Task requirements ▸ Without skipping anything, write out each record below exactly.

Material provided ▸
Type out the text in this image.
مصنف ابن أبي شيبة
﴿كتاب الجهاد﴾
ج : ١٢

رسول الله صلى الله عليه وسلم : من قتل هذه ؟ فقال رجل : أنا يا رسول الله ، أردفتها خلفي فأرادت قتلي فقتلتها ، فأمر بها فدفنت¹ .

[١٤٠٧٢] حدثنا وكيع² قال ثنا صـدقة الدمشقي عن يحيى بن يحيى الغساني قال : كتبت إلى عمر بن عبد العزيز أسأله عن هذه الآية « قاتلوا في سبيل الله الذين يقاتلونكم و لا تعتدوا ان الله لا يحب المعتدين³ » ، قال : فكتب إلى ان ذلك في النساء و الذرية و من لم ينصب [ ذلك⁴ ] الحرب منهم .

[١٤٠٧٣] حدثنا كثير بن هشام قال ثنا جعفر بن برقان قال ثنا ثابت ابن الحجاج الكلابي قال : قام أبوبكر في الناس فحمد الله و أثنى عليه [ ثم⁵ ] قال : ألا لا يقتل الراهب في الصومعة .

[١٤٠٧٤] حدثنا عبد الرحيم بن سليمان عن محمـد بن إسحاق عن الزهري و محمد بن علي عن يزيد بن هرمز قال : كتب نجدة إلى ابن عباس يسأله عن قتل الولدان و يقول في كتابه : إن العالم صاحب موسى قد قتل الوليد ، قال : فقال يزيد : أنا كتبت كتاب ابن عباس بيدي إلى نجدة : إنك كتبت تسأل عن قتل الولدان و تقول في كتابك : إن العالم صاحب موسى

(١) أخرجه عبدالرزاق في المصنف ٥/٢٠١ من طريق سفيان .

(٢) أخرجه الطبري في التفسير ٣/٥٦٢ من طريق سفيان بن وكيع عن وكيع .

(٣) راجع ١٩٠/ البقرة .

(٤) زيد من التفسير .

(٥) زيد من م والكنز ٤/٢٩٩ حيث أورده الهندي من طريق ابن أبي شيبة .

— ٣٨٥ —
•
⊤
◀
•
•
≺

Problem solution ▸
Type out the text in this image.
مصنف ابن أبي شيبة
﴿كتاب الجهاد﴾
ج : ١٢

رسول الله صلى الله عليه وسلم : من قتل هذه ؟ فقال رجل : أنا يا رسول الله ، أردفتها خلفي فأرادت قتلي فقتلتها ، فأمر بها فدفنت¹ .

[١٤٠٧٢] حدثنا وكيع² قال ثنا صـدقة الدمشقي عن يحيى بن يحيى الغساني قال : كتبت إلى عمر بن عبد العزيز أسأله عن هذه الآية « قاتلوا في سبيل الله الذين يقاتلونكم و لا تعتدوا ان الله لا يحب المعتدين³ » ، قال : فكتب إلى ان ذلك في النساء و الذرية و من لم ينصب [ ذلك⁴ ] الحرب منهم .

[١٤٠٧٣] حدثنا كثير بن هشام قال ثنا جعفر بن برقان قال ثنا ثابت ابن الحجاج الكلابي قال : قام أبوبكر في الناس فحمد الله و أثنى عليه [ ثم⁵ ] قال : ألا لا يقتل الراهب في الصومعة .

[١٤٠٧٤] حدثنا عبد الرحيم بن سليمان عن محمـد بن إسحاق عن الزهري و محمد بن علي عن يزيد بن هرمز قال : كتب نجدة إلى ابن عباس يسأله عن قتل الولدان و يقول في كتابه : إن العالم صاحب موسى قد قتل الوليد ، قال : فقال يزيد : أنا كتبت كتاب ابن عباس بيدي إلى نجدة : إنك كتبت تسأل عن قتل الولدان و تقول في كتابك : إن العالم صاحب موسى

(١) أخرجه عبدالرزاق في المصنف ٥/٢٠١ من طريق سفيان .

(٢) أخرجه الطبري في التفسير ٣/٥٦٢ من طريق سفيان بن وكيع عن وكيع .

(٣) راجع ١٩٠/ البقرة .

(٤) زيد من التفسير .

(٥) زيد من م والكنز ٤/٢٩٩ حيث أورده الهندي من طريق ابن أبي شيبة .

— ٣٨٥ —
•
⊤
◀
•
•
≺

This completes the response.